### GIVEN REQUEST
Make an exact copy of the records, dropping all pictures.

### DATA SUPPLIED
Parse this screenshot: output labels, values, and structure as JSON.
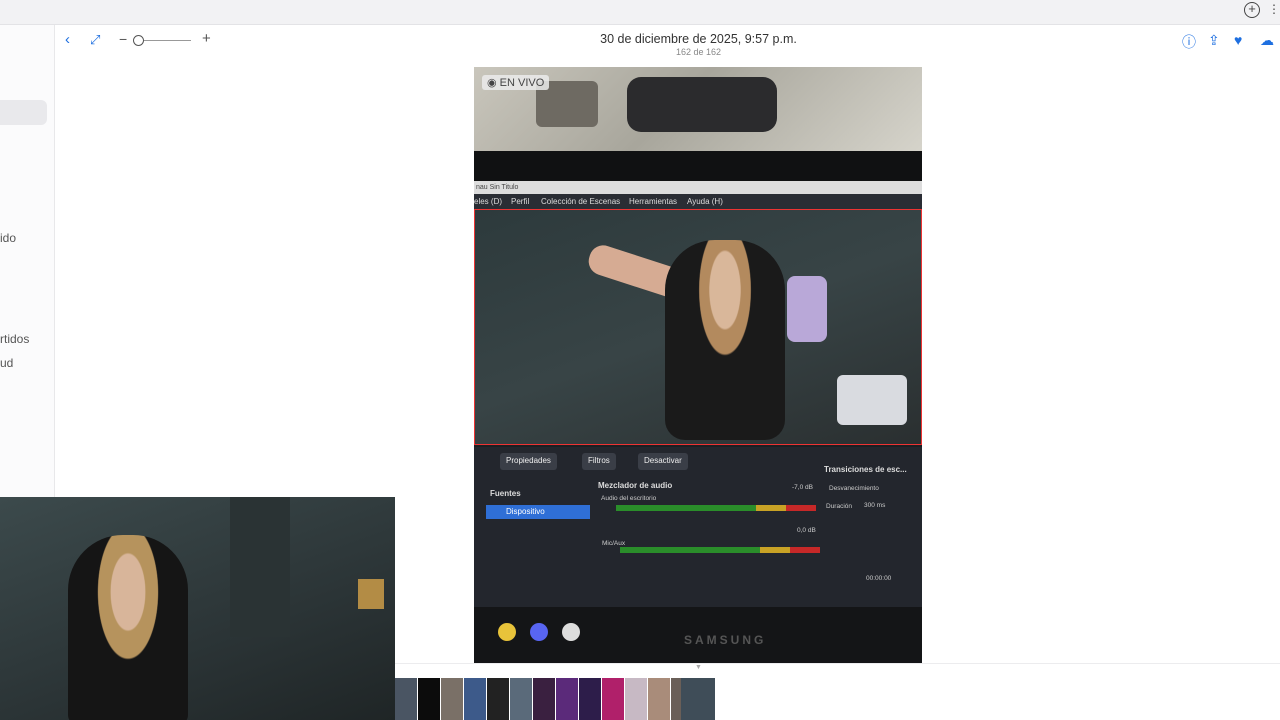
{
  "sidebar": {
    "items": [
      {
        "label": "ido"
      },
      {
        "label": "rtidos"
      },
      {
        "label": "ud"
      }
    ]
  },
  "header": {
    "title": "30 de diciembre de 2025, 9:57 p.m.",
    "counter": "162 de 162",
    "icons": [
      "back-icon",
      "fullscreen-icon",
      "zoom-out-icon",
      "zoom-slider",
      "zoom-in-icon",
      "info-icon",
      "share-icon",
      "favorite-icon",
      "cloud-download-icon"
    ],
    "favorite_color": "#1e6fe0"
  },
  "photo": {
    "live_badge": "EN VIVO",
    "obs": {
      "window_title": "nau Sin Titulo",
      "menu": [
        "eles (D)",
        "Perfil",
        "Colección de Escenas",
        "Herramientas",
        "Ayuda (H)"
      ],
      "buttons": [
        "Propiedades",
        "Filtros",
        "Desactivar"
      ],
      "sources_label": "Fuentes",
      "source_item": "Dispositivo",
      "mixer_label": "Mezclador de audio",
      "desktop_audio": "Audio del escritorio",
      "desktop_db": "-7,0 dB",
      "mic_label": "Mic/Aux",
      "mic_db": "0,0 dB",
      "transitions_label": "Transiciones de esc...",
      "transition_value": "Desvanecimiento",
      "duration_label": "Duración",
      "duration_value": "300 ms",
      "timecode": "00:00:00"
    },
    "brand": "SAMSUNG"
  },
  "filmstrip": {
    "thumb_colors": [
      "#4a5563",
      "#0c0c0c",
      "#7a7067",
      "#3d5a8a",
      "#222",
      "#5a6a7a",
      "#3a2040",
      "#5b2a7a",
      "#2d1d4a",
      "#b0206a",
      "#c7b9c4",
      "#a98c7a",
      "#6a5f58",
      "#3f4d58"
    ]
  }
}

### RESULT BELOW
Parse this screenshot: output labels, values, and structure as JSON.
{
  "sidebar": {
    "items": [
      {
        "label": "ido"
      },
      {
        "label": "rtidos"
      },
      {
        "label": "ud"
      }
    ]
  },
  "header": {
    "title": "30 de diciembre de 2025, 9:57 p.m.",
    "counter": "162 de 162",
    "icons": [
      "back-icon",
      "fullscreen-icon",
      "zoom-out-icon",
      "zoom-slider",
      "zoom-in-icon",
      "info-icon",
      "share-icon",
      "favorite-icon",
      "cloud-download-icon"
    ],
    "favorite_color": "#1e6fe0"
  },
  "photo": {
    "live_badge": "EN VIVO",
    "obs": {
      "window_title": "nau Sin Titulo",
      "menu": [
        "eles (D)",
        "Perfil",
        "Colección de Escenas",
        "Herramientas",
        "Ayuda (H)"
      ],
      "buttons": [
        "Propiedades",
        "Filtros",
        "Desactivar"
      ],
      "sources_label": "Fuentes",
      "source_item": "Dispositivo",
      "mixer_label": "Mezclador de audio",
      "desktop_audio": "Audio del escritorio",
      "desktop_db": "-7,0 dB",
      "mic_label": "Mic/Aux",
      "mic_db": "0,0 dB",
      "transitions_label": "Transiciones de esc...",
      "transition_value": "Desvanecimiento",
      "duration_label": "Duración",
      "duration_value": "300 ms",
      "timecode": "00:00:00"
    },
    "brand": "SAMSUNG"
  },
  "filmstrip": {
    "thumb_colors": [
      "#4a5563",
      "#0c0c0c",
      "#7a7067",
      "#3d5a8a",
      "#222",
      "#5a6a7a",
      "#3a2040",
      "#5b2a7a",
      "#2d1d4a",
      "#b0206a",
      "#c7b9c4",
      "#a98c7a",
      "#6a5f58",
      "#3f4d58"
    ]
  }
}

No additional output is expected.